— start of Material shown —

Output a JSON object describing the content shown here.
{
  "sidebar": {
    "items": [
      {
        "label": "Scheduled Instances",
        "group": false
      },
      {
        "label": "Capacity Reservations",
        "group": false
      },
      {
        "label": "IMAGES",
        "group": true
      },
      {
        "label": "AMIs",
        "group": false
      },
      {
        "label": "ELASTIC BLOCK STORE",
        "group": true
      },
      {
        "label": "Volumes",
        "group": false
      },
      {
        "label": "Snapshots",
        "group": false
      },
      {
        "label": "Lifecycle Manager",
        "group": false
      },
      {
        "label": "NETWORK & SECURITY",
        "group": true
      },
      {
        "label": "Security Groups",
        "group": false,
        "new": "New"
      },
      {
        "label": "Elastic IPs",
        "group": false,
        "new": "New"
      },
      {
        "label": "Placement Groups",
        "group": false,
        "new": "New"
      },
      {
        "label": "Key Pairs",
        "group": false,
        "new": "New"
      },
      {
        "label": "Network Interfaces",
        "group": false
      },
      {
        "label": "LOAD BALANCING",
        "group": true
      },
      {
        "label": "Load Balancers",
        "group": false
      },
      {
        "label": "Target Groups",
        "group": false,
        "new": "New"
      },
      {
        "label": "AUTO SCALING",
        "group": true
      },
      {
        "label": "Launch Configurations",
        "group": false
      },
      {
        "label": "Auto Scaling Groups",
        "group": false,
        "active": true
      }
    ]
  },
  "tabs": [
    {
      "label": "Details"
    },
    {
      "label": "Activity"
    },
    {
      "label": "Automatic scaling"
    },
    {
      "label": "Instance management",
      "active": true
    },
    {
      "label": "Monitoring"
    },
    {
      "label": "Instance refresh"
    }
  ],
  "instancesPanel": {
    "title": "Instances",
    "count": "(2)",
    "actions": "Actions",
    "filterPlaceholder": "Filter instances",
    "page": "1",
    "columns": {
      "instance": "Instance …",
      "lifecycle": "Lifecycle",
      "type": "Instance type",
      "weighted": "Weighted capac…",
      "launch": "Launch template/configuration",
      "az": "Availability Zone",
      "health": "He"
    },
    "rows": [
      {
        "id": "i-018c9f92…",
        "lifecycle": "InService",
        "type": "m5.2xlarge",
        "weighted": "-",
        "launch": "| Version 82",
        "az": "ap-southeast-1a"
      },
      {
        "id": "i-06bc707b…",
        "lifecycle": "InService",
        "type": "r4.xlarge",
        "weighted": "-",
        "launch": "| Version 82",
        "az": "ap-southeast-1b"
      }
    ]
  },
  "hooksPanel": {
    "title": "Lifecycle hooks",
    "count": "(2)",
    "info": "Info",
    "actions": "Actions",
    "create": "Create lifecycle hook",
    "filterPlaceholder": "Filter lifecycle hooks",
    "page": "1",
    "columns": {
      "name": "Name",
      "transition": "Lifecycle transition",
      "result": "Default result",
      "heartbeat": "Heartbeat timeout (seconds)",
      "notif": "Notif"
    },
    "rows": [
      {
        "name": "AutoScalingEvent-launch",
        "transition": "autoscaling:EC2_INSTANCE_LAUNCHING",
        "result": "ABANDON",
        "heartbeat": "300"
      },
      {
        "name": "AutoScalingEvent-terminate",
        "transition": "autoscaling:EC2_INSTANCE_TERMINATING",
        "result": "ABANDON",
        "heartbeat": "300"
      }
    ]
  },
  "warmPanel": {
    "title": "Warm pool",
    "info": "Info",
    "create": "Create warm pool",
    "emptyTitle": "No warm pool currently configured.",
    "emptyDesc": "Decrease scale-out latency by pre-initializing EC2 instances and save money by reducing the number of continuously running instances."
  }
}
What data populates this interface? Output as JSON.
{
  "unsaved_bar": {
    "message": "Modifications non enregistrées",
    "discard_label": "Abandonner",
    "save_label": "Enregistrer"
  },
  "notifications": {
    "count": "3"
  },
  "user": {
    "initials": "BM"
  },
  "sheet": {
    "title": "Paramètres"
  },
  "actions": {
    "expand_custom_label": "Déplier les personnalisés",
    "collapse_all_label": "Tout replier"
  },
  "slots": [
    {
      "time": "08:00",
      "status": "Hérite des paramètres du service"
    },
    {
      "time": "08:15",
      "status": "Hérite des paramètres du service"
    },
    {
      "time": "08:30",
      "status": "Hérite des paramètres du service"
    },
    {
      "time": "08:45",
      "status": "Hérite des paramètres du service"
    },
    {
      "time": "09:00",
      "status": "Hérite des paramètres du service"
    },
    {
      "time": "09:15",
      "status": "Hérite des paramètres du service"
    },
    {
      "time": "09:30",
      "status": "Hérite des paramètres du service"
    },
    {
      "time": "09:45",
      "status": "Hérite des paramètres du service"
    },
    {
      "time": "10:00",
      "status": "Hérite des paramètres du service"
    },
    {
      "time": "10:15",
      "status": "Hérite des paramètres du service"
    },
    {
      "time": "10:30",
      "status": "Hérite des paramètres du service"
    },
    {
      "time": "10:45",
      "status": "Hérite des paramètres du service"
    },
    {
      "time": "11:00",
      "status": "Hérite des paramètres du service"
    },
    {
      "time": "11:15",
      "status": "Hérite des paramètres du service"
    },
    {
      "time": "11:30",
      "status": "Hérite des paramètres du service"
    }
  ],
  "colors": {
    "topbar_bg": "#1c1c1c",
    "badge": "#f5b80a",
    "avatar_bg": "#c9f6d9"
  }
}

— end of Material shown —

Each record above should be repeated exactly as it appears.

Result of the exercise:
Output a JSON object describing the content shown here.
{
  "sidebar": {
    "items": [
      {
        "label": "Scheduled Instances",
        "group": false
      },
      {
        "label": "Capacity Reservations",
        "group": false
      },
      {
        "label": "IMAGES",
        "group": true
      },
      {
        "label": "AMIs",
        "group": false
      },
      {
        "label": "ELASTIC BLOCK STORE",
        "group": true
      },
      {
        "label": "Volumes",
        "group": false
      },
      {
        "label": "Snapshots",
        "group": false
      },
      {
        "label": "Lifecycle Manager",
        "group": false
      },
      {
        "label": "NETWORK & SECURITY",
        "group": true
      },
      {
        "label": "Security Groups",
        "group": false,
        "new": "New"
      },
      {
        "label": "Elastic IPs",
        "group": false,
        "new": "New"
      },
      {
        "label": "Placement Groups",
        "group": false,
        "new": "New"
      },
      {
        "label": "Key Pairs",
        "group": false,
        "new": "New"
      },
      {
        "label": "Network Interfaces",
        "group": false
      },
      {
        "label": "LOAD BALANCING",
        "group": true
      },
      {
        "label": "Load Balancers",
        "group": false
      },
      {
        "label": "Target Groups",
        "group": false,
        "new": "New"
      },
      {
        "label": "AUTO SCALING",
        "group": true
      },
      {
        "label": "Launch Configurations",
        "group": false
      },
      {
        "label": "Auto Scaling Groups",
        "group": false,
        "active": true
      }
    ]
  },
  "tabs": [
    {
      "label": "Details"
    },
    {
      "label": "Activity"
    },
    {
      "label": "Automatic scaling"
    },
    {
      "label": "Instance management",
      "active": true
    },
    {
      "label": "Monitoring"
    },
    {
      "label": "Instance refresh"
    }
  ],
  "instancesPanel": {
    "title": "Instances",
    "count": "(2)",
    "actions": "Actions",
    "filterPlaceholder": "Filter instances",
    "page": "1",
    "columns": {
      "instance": "Instance …",
      "lifecycle": "Lifecycle",
      "type": "Instance type",
      "weighted": "Weighted capac…",
      "launch": "Launch template/configuration",
      "az": "Availability Zone",
      "health": "He"
    },
    "rows": [
      {
        "id": "i-018c9f92…",
        "lifecycle": "InService",
        "type": "m5.2xlarge",
        "weighted": "-",
        "launch": "| Version 82",
        "az": "ap-southeast-1a"
      },
      {
        "id": "i-06bc707b…",
        "lifecycle": "InService",
        "type": "r4.xlarge",
        "weighted": "-",
        "launch": "| Version 82",
        "az": "ap-southeast-1b"
      }
    ]
  },
  "hooksPanel": {
    "title": "Lifecycle hooks",
    "count": "(2)",
    "info": "Info",
    "actions": "Actions",
    "create": "Create lifecycle hook",
    "filterPlaceholder": "Filter lifecycle hooks",
    "page": "1",
    "columns": {
      "name": "Name",
      "transition": "Lifecycle transition",
      "result": "Default result",
      "heartbeat": "Heartbeat timeout (seconds)",
      "notif": "Notif"
    },
    "rows": [
      {
        "name": "AutoScalingEvent-launch",
        "transition": "autoscaling:EC2_INSTANCE_LAUNCHING",
        "result": "ABANDON",
        "heartbeat": "300"
      },
      {
        "name": "AutoScalingEvent-terminate",
        "transition": "autoscaling:EC2_INSTANCE_TERMINATING",
        "result": "ABANDON",
        "heartbeat": "300"
      }
    ]
  },
  "warmPanel": {
    "title": "Warm pool",
    "info": "Info",
    "create": "Create warm pool",
    "emptyTitle": "No warm pool currently configured.",
    "emptyDesc": "Decrease scale-out latency by pre-initializing EC2 instances and save money by reducing the number of continuously running instances."
  }
}
What data populates this interface? Output as JSON.
{
  "unsaved_bar": {
    "message": "Modifications non enregistrées",
    "discard_label": "Abandonner",
    "save_label": "Enregistrer"
  },
  "notifications": {
    "count": "3"
  },
  "user": {
    "initials": "BM"
  },
  "sheet": {
    "title": "Paramètres"
  },
  "actions": {
    "expand_custom_label": "Déplier les personnalisés",
    "collapse_all_label": "Tout replier"
  },
  "slots": [
    {
      "time": "08:00",
      "status": "Hérite des paramètres du service"
    },
    {
      "time": "08:15",
      "status": "Hérite des paramètres du service"
    },
    {
      "time": "08:30",
      "status": "Hérite des paramètres du service"
    },
    {
      "time": "08:45",
      "status": "Hérite des paramètres du service"
    },
    {
      "time": "09:00",
      "status": "Hérite des paramètres du service"
    },
    {
      "time": "09:15",
      "status": "Hérite des paramètres du service"
    },
    {
      "time": "09:30",
      "status": "Hérite des paramètres du service"
    },
    {
      "time": "09:45",
      "status": "Hérite des paramètres du service"
    },
    {
      "time": "10:00",
      "status": "Hérite des paramètres du service"
    },
    {
      "time": "10:15",
      "status": "Hérite des paramètres du service"
    },
    {
      "time": "10:30",
      "status": "Hérite des paramètres du service"
    },
    {
      "time": "10:45",
      "status": "Hérite des paramètres du service"
    },
    {
      "time": "11:00",
      "status": "Hérite des paramètres du service"
    },
    {
      "time": "11:15",
      "status": "Hérite des paramètres du service"
    },
    {
      "time": "11:30",
      "status": "Hérite des paramètres du service"
    }
  ],
  "colors": {
    "topbar_bg": "#1c1c1c",
    "badge": "#f5b80a",
    "avatar_bg": "#c9f6d9"
  }
}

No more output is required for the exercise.